### TRECHO DO DOCUMENTO ###

Sérgio Ferreira contribuiu para o
desenvolvimento de uma nova geração
de drogas anti-hipertensivas

 

Médico e farmacologista da Universidade de São Paulo (USP) de Ribeirão Preto, Ferreira conta que seu interesse atual em pesquisa deriva de um histórico de cerca de 30 anos, quando ele e colaboradores descobriram como era o mecanismo de analgesia (perda ou ausência de sensibilidade à dor) da aspirina.

Observaram que a aspirina bloqueava a síntese da prostaglandina, substância (mediador lipídico) liberada durante o processo de inflamação. Vale destacar que John R Vane, ganhador do Prêmio Nobel de Medicina em 1982, com quem Ferreira trabalhou, cita diversas vezes o pesquisador brasileiro no seu discurso de recebimento do prêmio.

Por muito tempo, Ferreira e colaboradores se debruçaram sobre o estudo dos mecanismos de liberação da prostaglandina, mas em seguida passaram a estudar mais a fundo a interação dessa substância com os neurônios. Constataram que a prostaglandina era capaz de sensibilizar os neurônios da dor, fazendo com que estes passassem a responder a um estímulo que antes não respondiam, induzindo a hiperalgesia (exacerbação da sensibilidade à dor). “O foco foi entender molecularmente como é que as coisas ocorrem dentro do neurônio, qual é o mecanismo molecular dessa sensibilização”, destaca Ferreira.

O pesquisador explica que esse estudo molecular de sensibilização o levou a compreender o mecanismo de ação da novalgina (dipirona). Ao contrário da aspirina, que previne a sensibilização, a dipirona bloqueia diretamente a hiperalgesia estabelecida, o que explica sua maior eficácia no controle de determinados tipos de dor. Por conta desse achado, “passamos a compreender que há drogas que têm dois tipos de analgesia: uma que previne e outra que bloqueia diretamente”, resume Ferreira. Outras drogas disponíveis no mercado, assim como algumas plantas utilizadas popularmente, apresentam também o mesmo mecanismo da dipirona. “Abrimos um leque de compreensão para conseguir imaginar como atuar agora nesse mecanismo molecular para desenvolver um conjunto de drogas que passem a ser um conjunto novo que atue na analgesia periférica”, completa Ferreira. Fernando Cunha, também da USP/Ribeirão Preto, resume: “Sérgio Ferreira é uma das pessoas que têm a maior experiência sobre os mecanismos de ação de analgésicos”.

### INFORMAÇÕES ###

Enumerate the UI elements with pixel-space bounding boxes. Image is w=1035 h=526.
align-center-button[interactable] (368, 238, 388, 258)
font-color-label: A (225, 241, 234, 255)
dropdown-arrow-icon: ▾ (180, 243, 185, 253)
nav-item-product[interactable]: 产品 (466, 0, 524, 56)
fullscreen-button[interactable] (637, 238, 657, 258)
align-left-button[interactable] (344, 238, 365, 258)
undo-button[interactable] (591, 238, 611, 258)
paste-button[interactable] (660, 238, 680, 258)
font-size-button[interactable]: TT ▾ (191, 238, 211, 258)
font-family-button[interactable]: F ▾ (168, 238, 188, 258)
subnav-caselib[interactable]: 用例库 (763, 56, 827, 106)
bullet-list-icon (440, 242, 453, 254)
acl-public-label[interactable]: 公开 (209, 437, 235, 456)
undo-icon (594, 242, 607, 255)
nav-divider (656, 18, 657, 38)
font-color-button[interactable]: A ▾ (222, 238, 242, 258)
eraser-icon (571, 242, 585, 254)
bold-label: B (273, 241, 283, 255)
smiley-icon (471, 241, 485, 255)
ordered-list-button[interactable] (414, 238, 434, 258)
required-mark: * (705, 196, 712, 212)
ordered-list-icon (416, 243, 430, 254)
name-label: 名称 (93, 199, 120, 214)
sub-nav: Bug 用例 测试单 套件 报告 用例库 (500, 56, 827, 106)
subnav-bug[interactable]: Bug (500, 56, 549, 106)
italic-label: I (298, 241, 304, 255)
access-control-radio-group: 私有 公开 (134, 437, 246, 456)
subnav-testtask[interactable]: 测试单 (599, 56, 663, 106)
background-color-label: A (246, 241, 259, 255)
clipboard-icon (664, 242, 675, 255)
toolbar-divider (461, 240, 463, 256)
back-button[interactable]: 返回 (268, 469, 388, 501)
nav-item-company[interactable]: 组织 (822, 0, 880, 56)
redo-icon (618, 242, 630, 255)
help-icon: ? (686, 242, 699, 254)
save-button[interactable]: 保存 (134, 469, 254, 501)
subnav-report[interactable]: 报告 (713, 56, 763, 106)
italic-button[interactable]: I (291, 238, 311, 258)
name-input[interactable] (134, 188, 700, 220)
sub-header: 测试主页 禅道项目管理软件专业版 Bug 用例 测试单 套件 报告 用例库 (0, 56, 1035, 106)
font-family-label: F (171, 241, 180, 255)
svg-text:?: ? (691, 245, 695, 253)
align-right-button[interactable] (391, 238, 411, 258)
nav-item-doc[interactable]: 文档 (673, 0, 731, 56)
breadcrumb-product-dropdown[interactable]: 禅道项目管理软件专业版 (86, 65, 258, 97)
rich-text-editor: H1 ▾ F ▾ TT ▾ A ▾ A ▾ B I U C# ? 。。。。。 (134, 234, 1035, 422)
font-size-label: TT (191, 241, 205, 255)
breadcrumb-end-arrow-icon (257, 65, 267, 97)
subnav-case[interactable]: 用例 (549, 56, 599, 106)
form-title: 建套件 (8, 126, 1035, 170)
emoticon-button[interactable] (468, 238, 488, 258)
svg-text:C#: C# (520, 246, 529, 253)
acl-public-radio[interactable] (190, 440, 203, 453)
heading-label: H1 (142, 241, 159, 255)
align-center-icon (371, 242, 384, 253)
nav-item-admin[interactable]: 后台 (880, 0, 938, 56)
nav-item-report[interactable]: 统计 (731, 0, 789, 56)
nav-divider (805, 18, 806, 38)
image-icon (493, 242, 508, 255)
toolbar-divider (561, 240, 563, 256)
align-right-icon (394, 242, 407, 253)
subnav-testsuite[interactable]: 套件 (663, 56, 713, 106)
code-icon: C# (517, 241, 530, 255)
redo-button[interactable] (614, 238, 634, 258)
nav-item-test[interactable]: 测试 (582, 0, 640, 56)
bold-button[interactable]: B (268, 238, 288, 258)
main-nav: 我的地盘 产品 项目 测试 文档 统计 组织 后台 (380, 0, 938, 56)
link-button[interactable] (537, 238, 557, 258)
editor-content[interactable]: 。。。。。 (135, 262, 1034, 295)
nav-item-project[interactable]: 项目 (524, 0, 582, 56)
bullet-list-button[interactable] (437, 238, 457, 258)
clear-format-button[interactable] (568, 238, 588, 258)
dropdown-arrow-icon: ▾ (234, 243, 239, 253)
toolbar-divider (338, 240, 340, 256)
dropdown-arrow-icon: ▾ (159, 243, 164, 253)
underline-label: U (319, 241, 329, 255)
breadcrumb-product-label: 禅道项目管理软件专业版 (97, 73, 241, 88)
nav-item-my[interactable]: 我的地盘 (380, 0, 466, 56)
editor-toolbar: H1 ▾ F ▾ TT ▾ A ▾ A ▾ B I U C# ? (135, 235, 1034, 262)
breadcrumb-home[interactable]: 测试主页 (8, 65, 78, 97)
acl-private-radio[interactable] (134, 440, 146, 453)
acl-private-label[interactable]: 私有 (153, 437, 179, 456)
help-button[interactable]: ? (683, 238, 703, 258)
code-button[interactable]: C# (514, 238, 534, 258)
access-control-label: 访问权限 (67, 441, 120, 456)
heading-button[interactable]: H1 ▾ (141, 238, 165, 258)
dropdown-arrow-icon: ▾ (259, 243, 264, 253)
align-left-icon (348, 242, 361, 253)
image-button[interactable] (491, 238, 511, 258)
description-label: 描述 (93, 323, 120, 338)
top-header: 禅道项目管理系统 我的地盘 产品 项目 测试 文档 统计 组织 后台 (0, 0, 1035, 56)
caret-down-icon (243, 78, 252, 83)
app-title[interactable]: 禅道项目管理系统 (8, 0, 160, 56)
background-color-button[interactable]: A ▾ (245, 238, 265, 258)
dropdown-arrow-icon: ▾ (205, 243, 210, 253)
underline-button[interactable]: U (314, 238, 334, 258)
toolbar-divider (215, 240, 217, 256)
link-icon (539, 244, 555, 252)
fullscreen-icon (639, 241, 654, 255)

###

EXERCÍCIOS
1. De acordo com o texto sobre as pesquisas de Sérgio Ferreira, a síntese de qual substância a aspirina bloqueava?
2. Continue o texto sobre as pesquisas de Sérgio Ferreira a partir de sua última frase.

RESPOSTAS ESCRITAS
1. A aspirina bloqueava a síntese da prostaglandina.

2.
Captopril

Mas a bagagem científica de Ferreira não se restringe aos analgésicos. Em 1965, ele publicou um artigo no periódico científico British Journal of Pharmacology, onde anunciava: “Os resultados descritos no presente artigo indicam que o veneno da [cobra] Bothrops jararaca contém um fator que potencializa in vivo e in vitro algumas das ações farmacológicas da bradicinina [molécula de função vasodilatadora]”. Possivelmente, ele não imaginava na época o impacto dos seus achados.

A molécula isolada pelo pesquisador brasileiro, conhecida como fator potencializador da bradicinina (BPF), foi o ponto de partida para o desenvolvimento de uma nova geração de drogas anti-hipertensivas (que diminuem a pressão arterial), entre elas o captopril, largamente utilizado para o tratamento de hipertensão, insuficiência cardíaca, infarto do miocárdio, entre outros.

Ferreira recebeu inúmeros prêmios e condecorações ao longo de sua carreira e publicou aproximadamente 280 artigos em periódicos científicos. Em 1990, a Sociedade Norueguesa de Hipertensão instituiu o Prêmio “Ferreira Award”, concedido aos pesquisadores cujas pesquisas se sobressaíssem na área de hipertensão. Ele é também editor-chefe do DOL (Dor On-Line), que publica boletins mensais com tópicos de interesse para clínicos, especialistas e pesquisadores interessados em dor. Há também uma área voltada para os pacientes.

Sobre o prêmio

Instituído em 1981, o prêmio Almirante Álvaro Alberto contempla, em sistema de rodízio, uma grande área do conhecimento por ano: ciências da vida; ciências exatas e da Terra; e ciências humanas e sociais. Por indicação do ministro da Ciência e Tecnologia, uma comissão de especialistas constituída por nove pesquisadores é formada para indicar quatro a seis candidatos ao prêmio.

O prêmio será entregue a Sérgio Ferreira no dia 6 de maio durante solenidade da Academia Brasileira de Ciências, no Rio de Janeiro. Ele receberá um diploma, medalha e R$ 150 mil, quantia concedida pela Fundação Conrado Wessel.